Start of DATA SUPPLIED

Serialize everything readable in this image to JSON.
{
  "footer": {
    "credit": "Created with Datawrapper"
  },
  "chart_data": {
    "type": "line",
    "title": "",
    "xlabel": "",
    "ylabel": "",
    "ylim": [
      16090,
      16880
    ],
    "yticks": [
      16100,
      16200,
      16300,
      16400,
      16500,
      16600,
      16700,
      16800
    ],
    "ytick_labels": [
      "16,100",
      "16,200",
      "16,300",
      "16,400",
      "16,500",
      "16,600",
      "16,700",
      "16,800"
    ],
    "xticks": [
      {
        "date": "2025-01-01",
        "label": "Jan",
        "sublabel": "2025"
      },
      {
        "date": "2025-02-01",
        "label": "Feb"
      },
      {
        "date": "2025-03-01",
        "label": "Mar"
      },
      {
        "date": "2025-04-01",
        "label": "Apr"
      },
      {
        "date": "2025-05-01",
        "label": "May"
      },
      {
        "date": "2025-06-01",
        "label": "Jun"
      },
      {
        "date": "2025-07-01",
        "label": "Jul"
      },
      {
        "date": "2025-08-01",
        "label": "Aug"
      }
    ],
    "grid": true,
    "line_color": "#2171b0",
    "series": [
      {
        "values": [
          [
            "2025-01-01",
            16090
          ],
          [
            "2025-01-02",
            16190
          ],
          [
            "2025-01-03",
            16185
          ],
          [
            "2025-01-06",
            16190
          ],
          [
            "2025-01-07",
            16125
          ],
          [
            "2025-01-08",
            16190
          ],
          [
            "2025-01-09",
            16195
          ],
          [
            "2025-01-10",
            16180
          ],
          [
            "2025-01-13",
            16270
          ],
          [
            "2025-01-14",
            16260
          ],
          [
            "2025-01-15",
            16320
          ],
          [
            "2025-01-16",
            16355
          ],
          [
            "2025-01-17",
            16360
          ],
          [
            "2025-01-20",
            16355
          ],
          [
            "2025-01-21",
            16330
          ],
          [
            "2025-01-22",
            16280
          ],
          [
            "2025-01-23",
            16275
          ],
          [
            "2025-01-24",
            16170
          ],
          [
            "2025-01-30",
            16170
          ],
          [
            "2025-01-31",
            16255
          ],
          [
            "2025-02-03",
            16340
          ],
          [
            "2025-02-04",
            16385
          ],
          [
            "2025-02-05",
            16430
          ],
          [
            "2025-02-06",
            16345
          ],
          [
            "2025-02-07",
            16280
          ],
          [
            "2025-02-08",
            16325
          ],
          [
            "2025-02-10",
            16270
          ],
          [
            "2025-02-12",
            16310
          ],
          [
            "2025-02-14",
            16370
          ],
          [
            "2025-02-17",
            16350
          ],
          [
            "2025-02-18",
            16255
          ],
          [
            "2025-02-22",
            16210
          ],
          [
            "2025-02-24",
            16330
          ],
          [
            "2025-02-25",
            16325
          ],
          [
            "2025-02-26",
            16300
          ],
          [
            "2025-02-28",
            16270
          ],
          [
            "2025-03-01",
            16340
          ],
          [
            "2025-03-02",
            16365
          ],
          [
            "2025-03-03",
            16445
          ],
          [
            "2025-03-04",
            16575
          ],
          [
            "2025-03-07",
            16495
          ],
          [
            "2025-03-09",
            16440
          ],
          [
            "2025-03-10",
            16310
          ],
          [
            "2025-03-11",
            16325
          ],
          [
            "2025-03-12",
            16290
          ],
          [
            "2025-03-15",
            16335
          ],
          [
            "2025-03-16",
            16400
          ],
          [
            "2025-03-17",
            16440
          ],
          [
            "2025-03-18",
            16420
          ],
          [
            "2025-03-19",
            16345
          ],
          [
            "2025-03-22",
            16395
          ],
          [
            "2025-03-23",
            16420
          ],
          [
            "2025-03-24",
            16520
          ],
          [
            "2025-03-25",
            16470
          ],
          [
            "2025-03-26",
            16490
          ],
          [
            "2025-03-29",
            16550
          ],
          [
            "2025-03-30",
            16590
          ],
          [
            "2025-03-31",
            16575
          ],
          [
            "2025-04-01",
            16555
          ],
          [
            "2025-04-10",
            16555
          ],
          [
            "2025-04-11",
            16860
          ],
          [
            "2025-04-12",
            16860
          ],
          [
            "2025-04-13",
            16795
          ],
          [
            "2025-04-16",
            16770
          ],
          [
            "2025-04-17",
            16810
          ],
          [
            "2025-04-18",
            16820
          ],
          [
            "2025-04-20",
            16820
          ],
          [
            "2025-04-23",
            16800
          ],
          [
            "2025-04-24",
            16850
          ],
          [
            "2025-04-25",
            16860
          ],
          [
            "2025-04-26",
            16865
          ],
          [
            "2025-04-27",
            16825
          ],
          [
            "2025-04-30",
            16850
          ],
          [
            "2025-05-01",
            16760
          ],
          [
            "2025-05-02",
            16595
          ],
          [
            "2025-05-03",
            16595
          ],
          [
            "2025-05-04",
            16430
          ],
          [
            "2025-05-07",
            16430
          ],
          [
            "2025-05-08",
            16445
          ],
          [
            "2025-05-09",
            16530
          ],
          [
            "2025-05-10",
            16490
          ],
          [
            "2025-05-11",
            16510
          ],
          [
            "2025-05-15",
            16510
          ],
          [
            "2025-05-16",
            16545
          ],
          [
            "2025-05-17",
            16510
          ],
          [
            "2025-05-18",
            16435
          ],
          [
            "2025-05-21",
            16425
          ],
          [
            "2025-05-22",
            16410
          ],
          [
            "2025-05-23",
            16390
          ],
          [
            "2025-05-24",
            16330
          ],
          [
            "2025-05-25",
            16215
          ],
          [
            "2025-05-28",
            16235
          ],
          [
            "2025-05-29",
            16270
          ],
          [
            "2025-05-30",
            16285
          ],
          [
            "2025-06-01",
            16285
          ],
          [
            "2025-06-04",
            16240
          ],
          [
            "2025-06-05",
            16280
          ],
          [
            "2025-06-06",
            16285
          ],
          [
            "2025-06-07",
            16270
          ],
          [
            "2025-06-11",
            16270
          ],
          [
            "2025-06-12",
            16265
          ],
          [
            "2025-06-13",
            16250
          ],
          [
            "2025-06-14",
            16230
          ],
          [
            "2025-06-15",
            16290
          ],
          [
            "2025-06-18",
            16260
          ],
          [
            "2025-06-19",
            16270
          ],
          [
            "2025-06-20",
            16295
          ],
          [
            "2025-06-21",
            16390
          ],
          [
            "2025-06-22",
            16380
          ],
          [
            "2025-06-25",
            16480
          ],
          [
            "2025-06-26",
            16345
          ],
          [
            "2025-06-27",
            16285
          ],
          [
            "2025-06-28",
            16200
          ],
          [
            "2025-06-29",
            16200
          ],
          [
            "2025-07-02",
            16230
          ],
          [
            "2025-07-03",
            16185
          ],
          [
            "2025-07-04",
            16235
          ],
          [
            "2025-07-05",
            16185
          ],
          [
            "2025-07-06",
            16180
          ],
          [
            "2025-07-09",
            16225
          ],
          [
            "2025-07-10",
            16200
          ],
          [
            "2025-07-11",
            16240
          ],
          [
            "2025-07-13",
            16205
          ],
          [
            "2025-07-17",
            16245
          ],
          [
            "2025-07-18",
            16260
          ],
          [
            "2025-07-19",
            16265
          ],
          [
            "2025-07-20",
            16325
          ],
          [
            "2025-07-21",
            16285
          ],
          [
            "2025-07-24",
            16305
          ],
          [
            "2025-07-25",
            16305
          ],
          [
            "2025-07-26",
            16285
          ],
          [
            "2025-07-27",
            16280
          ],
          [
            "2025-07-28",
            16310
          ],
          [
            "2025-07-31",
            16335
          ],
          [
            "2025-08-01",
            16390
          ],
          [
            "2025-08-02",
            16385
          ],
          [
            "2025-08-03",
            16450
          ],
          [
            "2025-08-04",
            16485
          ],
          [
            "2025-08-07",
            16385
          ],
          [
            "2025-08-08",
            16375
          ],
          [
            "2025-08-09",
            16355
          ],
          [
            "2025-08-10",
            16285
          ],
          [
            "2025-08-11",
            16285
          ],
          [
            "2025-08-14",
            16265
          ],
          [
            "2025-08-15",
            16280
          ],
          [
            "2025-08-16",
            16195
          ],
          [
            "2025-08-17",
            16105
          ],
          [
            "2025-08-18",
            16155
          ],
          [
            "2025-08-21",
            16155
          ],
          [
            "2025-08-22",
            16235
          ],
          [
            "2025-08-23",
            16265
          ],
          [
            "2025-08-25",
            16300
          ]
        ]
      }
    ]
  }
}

End of DATA SUPPLIED

# DO THIS
Check each line of the data above for the word "date" and say how many lines contain it, giving nothing besides the number.

# RESULT OF THIS TASK
8